The command of these statutes is plain and should not be avoided by construction. Prejudice to appellant by the admission of these declarations of intention does not appear from the record. That the findings of the trial court were based thereon is not conclusively shown. For reasons frequently announced it is presumed that the court disregarded this inadmissible evidence. And see Rock et al. v. Zimmermann et al., 25 S.D. 237, 126 N.W. 265.

Thus we reach the real contention of the appellant. It may be stated thus: That under the guise of interpreting the will, the learned trial court actually reformed that instrument so as to conform its third paragraph to an intention which the testatrix did not express therein.

The general principle, which precludes a court from ascribing to a testator an intention his will does not express, will be conceded. Whether SDC 56.0324, supra, was intended to relax that general principle we think we need not now decide. That these sections and the common law charge a court with the duty to give effect to the intention of the testator as revealed by the expressions of the will when it is read in the light, and with the aid, of surrounding circumstances, is hardly open to debate. Wigmore on Evidence, supra; 94 A.L.R. 44. It is in the application of these accepted principles, rather than in their statement, that differences of opinion arise. Cf. annotation 94 A.L.R. 29. Appellant reads a precise and express devise of a single lot from the words of the third provision of this will. When light is limited to that afforded by the contents of the will, no reason can be discovered for questioning the conclusion thus reached. When so read, there appears what seems but an unduly expansive devise of a single improved lot or tract of real property. However, that which seems so certain when attention is confined to the will, becomes obscure, imperfect and insensible when applied to the external objects with which it purports to deal. Application of the provision brings to light not a single improved lot, but a plot of ground improved as a residence property with the lot described constituting but one of its integral parts. The heart of the unit, the dwelling house, straddles the line between the two lots. The appurtenances used in connection therewith, viz., the cistern, outside toilet, tool house, chicken house, and entrance walks, are all on the south lot of the plot. The entrances to the house are all on the south lot. The dividing line between the two lots cuts through the most vital parts of a home, viz., the living room, the dining room, bed room and porch, and leaves Lot 6, Block 34, Bryson's Addition, with but a five foot fragment of those rooms, and no appurtenances. The absurdity of a result which severs a home into two useless parts, and at the same time operates to transfer those respective parts to unrelated, disconnected persons, is manifest. Reason and authority demands that such a result should be avoided if the words used will support a different interpretation. Wigram's Third Proposition, Wigram's Extrinsic Evidence in Aid of the Interpretation of Wills, 5th edition.

----------

▸ **PROBLEMS TO WORK ON**:
1 > In the court opinion, which appurtenances used with the house are all on the south lot?
2 > Rewrite the part of the court opinion that opens with the words containing "Thus we reach" and closes with "not express therein.", switching "testatrix" to "testator".
3 > Resume the court opinion after its last sentence and keep writing it.
The lines after this point are separate material, apart from the court opinion.

▸ **GIVEN RECORDS**:
----------

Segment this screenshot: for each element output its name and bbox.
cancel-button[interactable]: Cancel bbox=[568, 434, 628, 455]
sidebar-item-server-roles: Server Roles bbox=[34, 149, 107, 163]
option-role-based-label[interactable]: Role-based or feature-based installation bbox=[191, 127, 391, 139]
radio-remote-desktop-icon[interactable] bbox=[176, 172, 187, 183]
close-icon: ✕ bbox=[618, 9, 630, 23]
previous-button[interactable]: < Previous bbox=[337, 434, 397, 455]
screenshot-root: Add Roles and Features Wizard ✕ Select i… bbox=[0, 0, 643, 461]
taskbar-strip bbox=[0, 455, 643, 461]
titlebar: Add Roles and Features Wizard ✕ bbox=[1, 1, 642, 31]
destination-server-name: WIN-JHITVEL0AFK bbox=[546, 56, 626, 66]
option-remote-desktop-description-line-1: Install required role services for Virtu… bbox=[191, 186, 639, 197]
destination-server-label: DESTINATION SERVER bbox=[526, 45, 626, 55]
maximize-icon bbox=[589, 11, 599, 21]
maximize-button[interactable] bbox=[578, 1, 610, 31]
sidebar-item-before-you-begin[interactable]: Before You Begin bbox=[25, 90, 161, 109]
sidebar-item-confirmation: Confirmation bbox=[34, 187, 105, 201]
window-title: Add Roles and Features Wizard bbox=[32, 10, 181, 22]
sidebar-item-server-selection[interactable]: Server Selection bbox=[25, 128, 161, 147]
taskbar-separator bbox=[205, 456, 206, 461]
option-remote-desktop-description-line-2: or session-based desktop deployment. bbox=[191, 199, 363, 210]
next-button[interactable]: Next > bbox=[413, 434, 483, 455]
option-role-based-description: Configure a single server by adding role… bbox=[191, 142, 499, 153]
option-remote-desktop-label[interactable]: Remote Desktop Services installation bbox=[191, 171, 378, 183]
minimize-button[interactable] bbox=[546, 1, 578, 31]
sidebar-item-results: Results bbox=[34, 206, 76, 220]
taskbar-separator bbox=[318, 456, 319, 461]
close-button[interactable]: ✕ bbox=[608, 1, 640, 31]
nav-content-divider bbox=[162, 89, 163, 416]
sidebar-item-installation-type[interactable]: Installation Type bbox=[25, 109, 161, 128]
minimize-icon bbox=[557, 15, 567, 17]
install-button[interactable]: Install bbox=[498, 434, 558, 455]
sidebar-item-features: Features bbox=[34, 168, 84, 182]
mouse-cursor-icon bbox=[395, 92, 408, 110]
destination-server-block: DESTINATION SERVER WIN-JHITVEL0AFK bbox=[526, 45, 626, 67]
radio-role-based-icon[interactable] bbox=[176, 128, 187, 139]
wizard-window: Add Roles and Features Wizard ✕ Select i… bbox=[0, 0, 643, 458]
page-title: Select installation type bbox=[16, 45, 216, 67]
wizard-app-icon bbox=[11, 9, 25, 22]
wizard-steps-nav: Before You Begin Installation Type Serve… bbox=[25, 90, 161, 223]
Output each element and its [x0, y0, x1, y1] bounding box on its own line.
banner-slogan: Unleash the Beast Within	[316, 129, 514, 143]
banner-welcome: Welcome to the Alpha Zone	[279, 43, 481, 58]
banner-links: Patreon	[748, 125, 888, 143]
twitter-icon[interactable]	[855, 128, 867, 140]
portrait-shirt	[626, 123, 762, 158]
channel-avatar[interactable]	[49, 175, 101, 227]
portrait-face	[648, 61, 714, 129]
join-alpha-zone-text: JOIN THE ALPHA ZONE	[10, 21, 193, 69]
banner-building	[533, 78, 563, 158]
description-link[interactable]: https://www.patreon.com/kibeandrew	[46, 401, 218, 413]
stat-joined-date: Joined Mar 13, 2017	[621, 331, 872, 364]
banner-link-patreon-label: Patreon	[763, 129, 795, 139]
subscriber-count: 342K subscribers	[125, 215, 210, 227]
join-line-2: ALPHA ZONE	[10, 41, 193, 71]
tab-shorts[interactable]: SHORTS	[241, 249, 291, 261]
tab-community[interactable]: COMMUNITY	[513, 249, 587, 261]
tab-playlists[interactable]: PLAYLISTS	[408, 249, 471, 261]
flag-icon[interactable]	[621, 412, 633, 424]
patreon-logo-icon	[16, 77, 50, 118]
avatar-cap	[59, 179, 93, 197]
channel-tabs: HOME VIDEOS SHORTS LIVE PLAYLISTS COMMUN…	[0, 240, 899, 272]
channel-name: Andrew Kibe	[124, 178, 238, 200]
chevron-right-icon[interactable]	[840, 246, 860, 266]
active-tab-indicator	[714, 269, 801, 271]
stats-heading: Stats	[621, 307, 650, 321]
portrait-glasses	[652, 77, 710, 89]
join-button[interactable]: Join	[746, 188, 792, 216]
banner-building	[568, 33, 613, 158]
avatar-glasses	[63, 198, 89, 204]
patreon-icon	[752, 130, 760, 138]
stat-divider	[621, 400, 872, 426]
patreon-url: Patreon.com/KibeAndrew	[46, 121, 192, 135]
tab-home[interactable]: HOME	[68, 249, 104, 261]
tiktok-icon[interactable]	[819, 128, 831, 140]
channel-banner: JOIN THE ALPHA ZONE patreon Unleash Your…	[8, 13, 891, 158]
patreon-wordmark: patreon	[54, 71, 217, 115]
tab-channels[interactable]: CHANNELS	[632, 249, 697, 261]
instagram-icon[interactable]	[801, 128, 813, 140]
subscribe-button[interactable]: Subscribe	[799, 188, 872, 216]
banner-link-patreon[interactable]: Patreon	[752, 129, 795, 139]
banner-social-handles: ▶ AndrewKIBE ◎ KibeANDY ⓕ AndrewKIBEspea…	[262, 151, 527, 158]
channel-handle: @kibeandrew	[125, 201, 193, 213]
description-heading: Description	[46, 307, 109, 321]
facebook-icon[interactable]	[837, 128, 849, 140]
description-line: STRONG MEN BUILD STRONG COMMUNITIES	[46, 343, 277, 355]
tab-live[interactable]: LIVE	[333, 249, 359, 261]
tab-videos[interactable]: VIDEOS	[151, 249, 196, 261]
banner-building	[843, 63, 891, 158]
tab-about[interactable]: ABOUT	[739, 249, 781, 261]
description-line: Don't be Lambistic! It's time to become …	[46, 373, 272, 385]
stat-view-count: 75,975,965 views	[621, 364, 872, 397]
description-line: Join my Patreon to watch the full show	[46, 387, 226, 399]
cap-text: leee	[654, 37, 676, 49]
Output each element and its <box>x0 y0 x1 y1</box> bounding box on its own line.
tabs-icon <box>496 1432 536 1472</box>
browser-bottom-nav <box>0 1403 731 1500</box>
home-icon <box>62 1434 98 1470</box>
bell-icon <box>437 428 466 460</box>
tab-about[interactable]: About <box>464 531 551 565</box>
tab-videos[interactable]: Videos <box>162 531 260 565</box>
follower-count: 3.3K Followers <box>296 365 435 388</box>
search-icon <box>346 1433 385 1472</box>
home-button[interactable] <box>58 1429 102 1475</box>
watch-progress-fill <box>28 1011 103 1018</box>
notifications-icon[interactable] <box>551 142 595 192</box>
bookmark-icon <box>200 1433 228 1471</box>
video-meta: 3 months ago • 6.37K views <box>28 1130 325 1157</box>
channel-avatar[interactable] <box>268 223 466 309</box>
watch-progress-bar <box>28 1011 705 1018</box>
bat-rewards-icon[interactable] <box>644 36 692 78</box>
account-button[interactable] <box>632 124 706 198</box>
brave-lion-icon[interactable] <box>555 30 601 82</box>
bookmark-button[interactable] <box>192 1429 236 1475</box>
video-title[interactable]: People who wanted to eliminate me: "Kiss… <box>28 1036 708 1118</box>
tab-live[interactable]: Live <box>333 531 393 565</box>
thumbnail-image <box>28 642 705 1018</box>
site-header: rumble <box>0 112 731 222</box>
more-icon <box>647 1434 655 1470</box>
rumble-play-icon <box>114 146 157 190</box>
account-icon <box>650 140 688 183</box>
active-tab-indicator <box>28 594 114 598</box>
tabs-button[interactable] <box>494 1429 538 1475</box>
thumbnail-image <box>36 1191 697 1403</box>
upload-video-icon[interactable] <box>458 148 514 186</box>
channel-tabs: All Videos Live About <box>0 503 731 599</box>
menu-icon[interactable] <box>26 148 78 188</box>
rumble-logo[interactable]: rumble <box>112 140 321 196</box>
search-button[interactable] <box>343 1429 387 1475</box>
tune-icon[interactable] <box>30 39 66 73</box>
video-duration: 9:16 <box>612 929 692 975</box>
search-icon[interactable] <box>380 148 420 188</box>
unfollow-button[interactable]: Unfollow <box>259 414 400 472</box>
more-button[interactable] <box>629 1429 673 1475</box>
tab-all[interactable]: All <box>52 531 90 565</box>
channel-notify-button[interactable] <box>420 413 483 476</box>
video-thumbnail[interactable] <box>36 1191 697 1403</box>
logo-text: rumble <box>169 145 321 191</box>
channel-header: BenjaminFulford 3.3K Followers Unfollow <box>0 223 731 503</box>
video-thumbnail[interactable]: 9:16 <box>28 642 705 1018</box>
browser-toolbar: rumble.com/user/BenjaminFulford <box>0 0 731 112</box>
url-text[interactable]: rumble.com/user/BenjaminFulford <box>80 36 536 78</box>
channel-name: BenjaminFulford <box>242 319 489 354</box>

----------

▸ **RESPONSES BY TASK**:
1 > The cistern, outside toilet, tool house, chicken house, and entrance walks.

2 >
Thus we reach the real contention of the appellant. It may be stated thus: That under the guise of interpreting the will, the learned trial court actually reformed that instrument so as to conform its third paragraph to an intention which the testator did not express therein.

3 >
We have concluded that the admittedly imperfect expressions of the testatrix reveal a different intention. Her words reach beyond Lot 6, Block 34, Bryson's Addition. Attempt to confine them to that lot is repulsed by the fact that the testatrix has said that she intended to devise more than one improvement, more than one appurtenance, for she said "together with all improvements, hereditaments, and appurtenances thereto attached or any wise appertaining." Lot 6, Block 34, Bryson's Addition, includes no more than a fragment of a single improvement, and no appurtenances to that improvement. If the north lot constituted a separate and distinct piece of real property, under familiar principles the false portion of the description could be rejected. 69 C.J. 83. Such is not our case. The lot specifically described, and another lot, have been fused into a unit by a common set of improvements. The words of the testatrix lay hold of integral parts of that unit. We think they reveal and express an intention to devise the unit, viz., the home of the testatrix, and we so hold.